§ Exercise instructions: From the entries below, list each line with "Countries".

[START OF Records for this task]

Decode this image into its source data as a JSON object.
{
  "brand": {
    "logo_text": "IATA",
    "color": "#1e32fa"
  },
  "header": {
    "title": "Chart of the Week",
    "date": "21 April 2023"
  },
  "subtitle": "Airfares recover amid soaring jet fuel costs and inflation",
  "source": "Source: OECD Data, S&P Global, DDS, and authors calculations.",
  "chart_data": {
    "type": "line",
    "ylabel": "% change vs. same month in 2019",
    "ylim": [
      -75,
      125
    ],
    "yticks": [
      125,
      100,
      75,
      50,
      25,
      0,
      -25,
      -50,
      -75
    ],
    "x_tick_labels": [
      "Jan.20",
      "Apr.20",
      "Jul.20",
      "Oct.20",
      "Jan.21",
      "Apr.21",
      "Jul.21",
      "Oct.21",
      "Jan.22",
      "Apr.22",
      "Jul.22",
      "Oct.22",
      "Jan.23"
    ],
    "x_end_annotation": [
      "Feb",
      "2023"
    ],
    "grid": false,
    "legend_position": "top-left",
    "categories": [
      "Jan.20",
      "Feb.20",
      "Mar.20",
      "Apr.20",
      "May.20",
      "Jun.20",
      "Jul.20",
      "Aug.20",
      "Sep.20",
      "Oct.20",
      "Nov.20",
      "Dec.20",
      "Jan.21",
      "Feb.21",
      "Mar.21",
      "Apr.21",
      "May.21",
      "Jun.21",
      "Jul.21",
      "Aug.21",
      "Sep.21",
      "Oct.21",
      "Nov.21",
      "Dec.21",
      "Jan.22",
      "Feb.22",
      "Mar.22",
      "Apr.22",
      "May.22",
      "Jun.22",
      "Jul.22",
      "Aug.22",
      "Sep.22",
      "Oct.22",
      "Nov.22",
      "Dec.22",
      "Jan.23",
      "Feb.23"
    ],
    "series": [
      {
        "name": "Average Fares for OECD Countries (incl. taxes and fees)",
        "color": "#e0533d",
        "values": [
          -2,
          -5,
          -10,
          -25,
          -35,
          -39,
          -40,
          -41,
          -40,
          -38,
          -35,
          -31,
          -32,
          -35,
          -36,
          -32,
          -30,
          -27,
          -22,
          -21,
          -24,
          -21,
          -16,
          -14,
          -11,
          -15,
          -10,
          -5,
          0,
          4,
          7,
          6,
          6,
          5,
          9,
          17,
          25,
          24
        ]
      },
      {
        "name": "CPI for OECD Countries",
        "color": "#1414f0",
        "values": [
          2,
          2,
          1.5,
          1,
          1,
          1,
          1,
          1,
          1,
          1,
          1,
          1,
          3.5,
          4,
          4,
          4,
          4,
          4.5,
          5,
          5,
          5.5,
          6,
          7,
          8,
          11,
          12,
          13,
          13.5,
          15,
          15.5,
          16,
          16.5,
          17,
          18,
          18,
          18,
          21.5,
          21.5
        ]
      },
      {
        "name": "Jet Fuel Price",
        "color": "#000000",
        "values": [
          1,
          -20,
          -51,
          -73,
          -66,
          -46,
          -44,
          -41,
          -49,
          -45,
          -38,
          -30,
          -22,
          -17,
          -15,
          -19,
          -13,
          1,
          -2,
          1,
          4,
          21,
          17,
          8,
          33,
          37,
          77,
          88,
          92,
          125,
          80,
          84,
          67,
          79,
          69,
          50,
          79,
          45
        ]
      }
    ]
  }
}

[END OF Records for this task]

§ Correct output:
        "name": "Average Fares for OECD Countries (incl. taxes and fees)",
        "name": "CPI for OECD Countries",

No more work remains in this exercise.